** start of Stored records **

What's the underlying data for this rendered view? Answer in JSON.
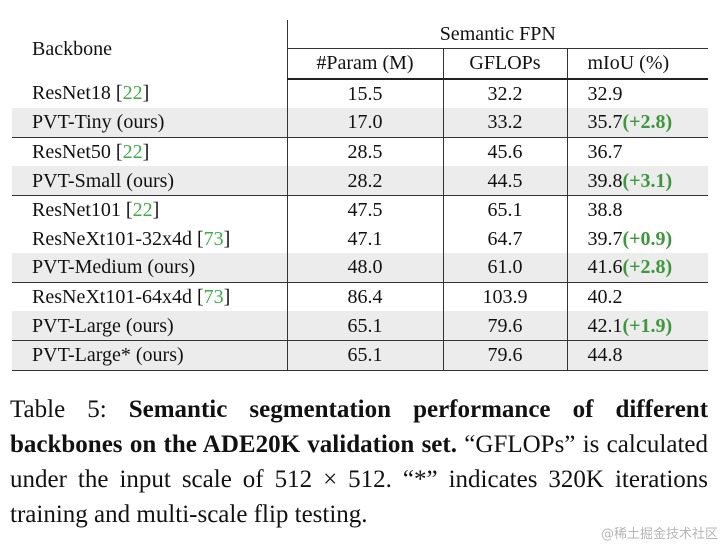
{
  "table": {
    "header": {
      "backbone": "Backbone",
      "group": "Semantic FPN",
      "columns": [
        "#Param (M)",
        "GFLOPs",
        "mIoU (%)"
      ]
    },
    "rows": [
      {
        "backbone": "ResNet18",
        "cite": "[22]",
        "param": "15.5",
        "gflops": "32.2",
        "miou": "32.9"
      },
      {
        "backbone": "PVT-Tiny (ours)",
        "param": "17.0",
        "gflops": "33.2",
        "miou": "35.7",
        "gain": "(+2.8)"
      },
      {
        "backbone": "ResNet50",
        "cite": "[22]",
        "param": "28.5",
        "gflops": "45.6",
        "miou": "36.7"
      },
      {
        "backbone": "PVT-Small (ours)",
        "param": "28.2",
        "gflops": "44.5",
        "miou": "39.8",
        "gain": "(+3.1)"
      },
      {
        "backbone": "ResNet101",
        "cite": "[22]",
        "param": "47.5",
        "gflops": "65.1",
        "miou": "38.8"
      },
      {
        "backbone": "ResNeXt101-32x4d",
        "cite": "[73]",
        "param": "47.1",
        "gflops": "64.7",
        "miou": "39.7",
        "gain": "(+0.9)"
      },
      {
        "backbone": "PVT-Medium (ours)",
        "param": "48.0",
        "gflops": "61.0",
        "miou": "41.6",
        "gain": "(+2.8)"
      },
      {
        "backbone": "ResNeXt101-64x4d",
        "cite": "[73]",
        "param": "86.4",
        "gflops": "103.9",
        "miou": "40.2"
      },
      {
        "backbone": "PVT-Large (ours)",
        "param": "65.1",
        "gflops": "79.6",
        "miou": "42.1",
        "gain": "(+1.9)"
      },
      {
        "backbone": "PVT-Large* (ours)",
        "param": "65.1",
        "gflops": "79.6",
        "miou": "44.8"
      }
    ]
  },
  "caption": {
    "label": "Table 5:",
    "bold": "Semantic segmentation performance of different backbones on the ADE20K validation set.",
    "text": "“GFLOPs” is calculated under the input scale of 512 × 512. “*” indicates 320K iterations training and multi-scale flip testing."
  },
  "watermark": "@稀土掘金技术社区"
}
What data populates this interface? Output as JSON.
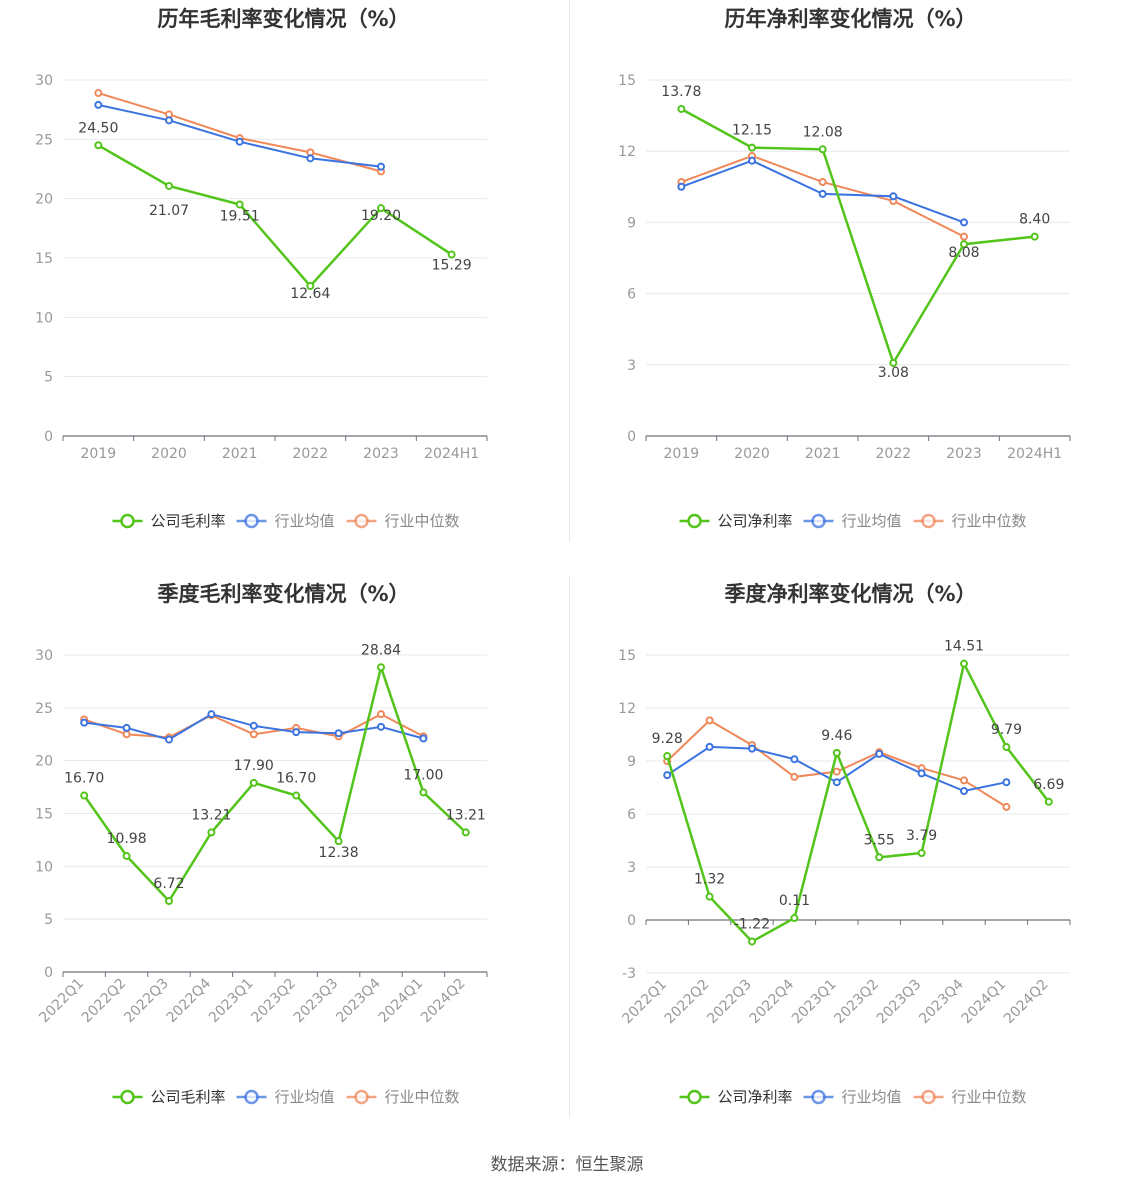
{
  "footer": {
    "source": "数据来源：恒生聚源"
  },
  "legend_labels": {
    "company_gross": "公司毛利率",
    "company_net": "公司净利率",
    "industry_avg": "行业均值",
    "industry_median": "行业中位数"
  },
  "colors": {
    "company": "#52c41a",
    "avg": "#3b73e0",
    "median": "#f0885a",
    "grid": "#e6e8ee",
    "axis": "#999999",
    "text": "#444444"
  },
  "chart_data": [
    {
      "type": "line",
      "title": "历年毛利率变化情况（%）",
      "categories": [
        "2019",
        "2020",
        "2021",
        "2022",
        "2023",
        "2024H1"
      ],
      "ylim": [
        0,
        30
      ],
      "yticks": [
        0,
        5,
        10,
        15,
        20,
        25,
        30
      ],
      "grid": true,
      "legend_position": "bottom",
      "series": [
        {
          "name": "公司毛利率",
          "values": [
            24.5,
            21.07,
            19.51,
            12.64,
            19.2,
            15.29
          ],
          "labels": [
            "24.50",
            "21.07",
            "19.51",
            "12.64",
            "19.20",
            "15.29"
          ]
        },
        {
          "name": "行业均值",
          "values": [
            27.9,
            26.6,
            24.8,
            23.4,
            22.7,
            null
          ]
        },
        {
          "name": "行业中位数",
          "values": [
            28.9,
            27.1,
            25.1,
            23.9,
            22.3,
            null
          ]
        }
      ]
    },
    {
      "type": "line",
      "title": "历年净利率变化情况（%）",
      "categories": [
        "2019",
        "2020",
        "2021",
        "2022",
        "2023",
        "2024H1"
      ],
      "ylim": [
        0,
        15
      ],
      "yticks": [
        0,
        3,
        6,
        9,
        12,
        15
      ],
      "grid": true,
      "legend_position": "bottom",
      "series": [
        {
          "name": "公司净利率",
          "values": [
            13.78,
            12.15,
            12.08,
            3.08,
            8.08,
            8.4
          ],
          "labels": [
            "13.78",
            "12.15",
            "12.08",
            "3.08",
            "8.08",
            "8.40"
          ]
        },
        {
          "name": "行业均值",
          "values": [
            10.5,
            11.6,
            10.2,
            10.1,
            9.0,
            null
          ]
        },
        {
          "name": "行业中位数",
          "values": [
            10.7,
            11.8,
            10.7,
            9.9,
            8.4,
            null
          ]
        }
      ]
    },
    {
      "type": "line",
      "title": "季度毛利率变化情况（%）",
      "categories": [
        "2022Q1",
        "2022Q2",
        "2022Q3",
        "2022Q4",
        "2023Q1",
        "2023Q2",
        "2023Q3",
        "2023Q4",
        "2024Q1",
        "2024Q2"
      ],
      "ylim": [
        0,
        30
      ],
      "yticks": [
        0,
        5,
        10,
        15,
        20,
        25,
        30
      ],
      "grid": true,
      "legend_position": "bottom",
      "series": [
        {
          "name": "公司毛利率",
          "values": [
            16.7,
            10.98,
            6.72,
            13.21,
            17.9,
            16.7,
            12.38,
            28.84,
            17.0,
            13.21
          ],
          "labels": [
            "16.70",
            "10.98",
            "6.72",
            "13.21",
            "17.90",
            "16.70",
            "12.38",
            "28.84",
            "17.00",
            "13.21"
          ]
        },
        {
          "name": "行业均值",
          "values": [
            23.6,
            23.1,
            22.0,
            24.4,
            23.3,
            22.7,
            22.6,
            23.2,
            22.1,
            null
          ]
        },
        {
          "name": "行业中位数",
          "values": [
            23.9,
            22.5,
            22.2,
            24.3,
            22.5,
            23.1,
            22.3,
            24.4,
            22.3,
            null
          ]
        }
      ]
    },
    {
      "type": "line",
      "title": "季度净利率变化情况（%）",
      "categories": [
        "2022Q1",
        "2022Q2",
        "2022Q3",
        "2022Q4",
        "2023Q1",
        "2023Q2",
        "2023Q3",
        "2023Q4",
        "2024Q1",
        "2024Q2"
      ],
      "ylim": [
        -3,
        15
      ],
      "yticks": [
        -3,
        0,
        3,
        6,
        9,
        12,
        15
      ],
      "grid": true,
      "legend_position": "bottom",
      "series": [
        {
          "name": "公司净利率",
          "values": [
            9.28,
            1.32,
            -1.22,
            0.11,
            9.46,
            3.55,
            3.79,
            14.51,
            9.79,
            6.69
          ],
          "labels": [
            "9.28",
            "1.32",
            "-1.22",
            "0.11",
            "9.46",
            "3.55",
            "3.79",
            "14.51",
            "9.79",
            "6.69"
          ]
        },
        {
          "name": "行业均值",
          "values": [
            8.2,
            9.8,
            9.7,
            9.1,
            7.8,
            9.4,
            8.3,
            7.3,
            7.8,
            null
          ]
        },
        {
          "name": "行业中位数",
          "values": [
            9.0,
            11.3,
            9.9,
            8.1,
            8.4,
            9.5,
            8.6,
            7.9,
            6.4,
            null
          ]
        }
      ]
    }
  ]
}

** end of Stored records **

**Task description**
Return the full material word for word. Do not include the pictures.

**Correct output**
What's the underlying data for this rendered view? Answer in JSON.
{
  "table": {
    "header": {
      "backbone": "Backbone",
      "group": "Semantic FPN",
      "columns": [
        "#Param (M)",
        "GFLOPs",
        "mIoU (%)"
      ]
    },
    "rows": [
      {
        "backbone": "ResNet18",
        "cite": "[22]",
        "param": "15.5",
        "gflops": "32.2",
        "miou": "32.9"
      },
      {
        "backbone": "PVT-Tiny (ours)",
        "param": "17.0",
        "gflops": "33.2",
        "miou": "35.7",
        "gain": "(+2.8)"
      },
      {
        "backbone": "ResNet50",
        "cite": "[22]",
        "param": "28.5",
        "gflops": "45.6",
        "miou": "36.7"
      },
      {
        "backbone": "PVT-Small (ours)",
        "param": "28.2",
        "gflops": "44.5",
        "miou": "39.8",
        "gain": "(+3.1)"
      },
      {
        "backbone": "ResNet101",
        "cite": "[22]",
        "param": "47.5",
        "gflops": "65.1",
        "miou": "38.8"
      },
      {
        "backbone": "ResNeXt101-32x4d",
        "cite": "[73]",
        "param": "47.1",
        "gflops": "64.7",
        "miou": "39.7",
        "gain": "(+0.9)"
      },
      {
        "backbone": "PVT-Medium (ours)",
        "param": "48.0",
        "gflops": "61.0",
        "miou": "41.6",
        "gain": "(+2.8)"
      },
      {
        "backbone": "ResNeXt101-64x4d",
        "cite": "[73]",
        "param": "86.4",
        "gflops": "103.9",
        "miou": "40.2"
      },
      {
        "backbone": "PVT-Large (ours)",
        "param": "65.1",
        "gflops": "79.6",
        "miou": "42.1",
        "gain": "(+1.9)"
      },
      {
        "backbone": "PVT-Large* (ours)",
        "param": "65.1",
        "gflops": "79.6",
        "miou": "44.8"
      }
    ]
  },
  "caption": {
    "label": "Table 5:",
    "bold": "Semantic segmentation performance of different backbones on the ADE20K validation set.",
    "text": "“GFLOPs” is calculated under the input scale of 512 × 512. “*” indicates 320K iterations training and multi-scale flip testing."
  },
  "watermark": "@稀土掘金技术社区"
}
What data populates this interface? Output as JSON.
{
  "footer": {
    "source": "数据来源：恒生聚源"
  },
  "legend_labels": {
    "company_gross": "公司毛利率",
    "company_net": "公司净利率",
    "industry_avg": "行业均值",
    "industry_median": "行业中位数"
  },
  "colors": {
    "company": "#52c41a",
    "avg": "#3b73e0",
    "median": "#f0885a",
    "grid": "#e6e8ee",
    "axis": "#999999",
    "text": "#444444"
  },
  "chart_data": [
    {
      "type": "line",
      "title": "历年毛利率变化情况（%）",
      "categories": [
        "2019",
        "2020",
        "2021",
        "2022",
        "2023",
        "2024H1"
      ],
      "ylim": [
        0,
        30
      ],
      "yticks": [
        0,
        5,
        10,
        15,
        20,
        25,
        30
      ],
      "grid": true,
      "legend_position": "bottom",
      "series": [
        {
          "name": "公司毛利率",
          "values": [
            24.5,
            21.07,
            19.51,
            12.64,
            19.2,
            15.29
          ],
          "labels": [
            "24.50",
            "21.07",
            "19.51",
            "12.64",
            "19.20",
            "15.29"
          ]
        },
        {
          "name": "行业均值",
          "values": [
            27.9,
            26.6,
            24.8,
            23.4,
            22.7,
            null
          ]
        },
        {
          "name": "行业中位数",
          "values": [
            28.9,
            27.1,
            25.1,
            23.9,
            22.3,
            null
          ]
        }
      ]
    },
    {
      "type": "line",
      "title": "历年净利率变化情况（%）",
      "categories": [
        "2019",
        "2020",
        "2021",
        "2022",
        "2023",
        "2024H1"
      ],
      "ylim": [
        0,
        15
      ],
      "yticks": [
        0,
        3,
        6,
        9,
        12,
        15
      ],
      "grid": true,
      "legend_position": "bottom",
      "series": [
        {
          "name": "公司净利率",
          "values": [
            13.78,
            12.15,
            12.08,
            3.08,
            8.08,
            8.4
          ],
          "labels": [
            "13.78",
            "12.15",
            "12.08",
            "3.08",
            "8.08",
            "8.40"
          ]
        },
        {
          "name": "行业均值",
          "values": [
            10.5,
            11.6,
            10.2,
            10.1,
            9.0,
            null
          ]
        },
        {
          "name": "行业中位数",
          "values": [
            10.7,
            11.8,
            10.7,
            9.9,
            8.4,
            null
          ]
        }
      ]
    },
    {
      "type": "line",
      "title": "季度毛利率变化情况（%）",
      "categories": [
        "2022Q1",
        "2022Q2",
        "2022Q3",
        "2022Q4",
        "2023Q1",
        "2023Q2",
        "2023Q3",
        "2023Q4",
        "2024Q1",
        "2024Q2"
      ],
      "ylim": [
        0,
        30
      ],
      "yticks": [
        0,
        5,
        10,
        15,
        20,
        25,
        30
      ],
      "grid": true,
      "legend_position": "bottom",
      "series": [
        {
          "name": "公司毛利率",
          "values": [
            16.7,
            10.98,
            6.72,
            13.21,
            17.9,
            16.7,
            12.38,
            28.84,
            17.0,
            13.21
          ],
          "labels": [
            "16.70",
            "10.98",
            "6.72",
            "13.21",
            "17.90",
            "16.70",
            "12.38",
            "28.84",
            "17.00",
            "13.21"
          ]
        },
        {
          "name": "行业均值",
          "values": [
            23.6,
            23.1,
            22.0,
            24.4,
            23.3,
            22.7,
            22.6,
            23.2,
            22.1,
            null
          ]
        },
        {
          "name": "行业中位数",
          "values": [
            23.9,
            22.5,
            22.2,
            24.3,
            22.5,
            23.1,
            22.3,
            24.4,
            22.3,
            null
          ]
        }
      ]
    },
    {
      "type": "line",
      "title": "季度净利率变化情况（%）",
      "categories": [
        "2022Q1",
        "2022Q2",
        "2022Q3",
        "2022Q4",
        "2023Q1",
        "2023Q2",
        "2023Q3",
        "2023Q4",
        "2024Q1",
        "2024Q2"
      ],
      "ylim": [
        -3,
        15
      ],
      "yticks": [
        -3,
        0,
        3,
        6,
        9,
        12,
        15
      ],
      "grid": true,
      "legend_position": "bottom",
      "series": [
        {
          "name": "公司净利率",
          "values": [
            9.28,
            1.32,
            -1.22,
            0.11,
            9.46,
            3.55,
            3.79,
            14.51,
            9.79,
            6.69
          ],
          "labels": [
            "9.28",
            "1.32",
            "-1.22",
            "0.11",
            "9.46",
            "3.55",
            "3.79",
            "14.51",
            "9.79",
            "6.69"
          ]
        },
        {
          "name": "行业均值",
          "values": [
            8.2,
            9.8,
            9.7,
            9.1,
            7.8,
            9.4,
            8.3,
            7.3,
            7.8,
            null
          ]
        },
        {
          "name": "行业中位数",
          "values": [
            9.0,
            11.3,
            9.9,
            8.1,
            8.4,
            9.5,
            8.6,
            7.9,
            6.4,
            null
          ]
        }
      ]
    }
  ]
}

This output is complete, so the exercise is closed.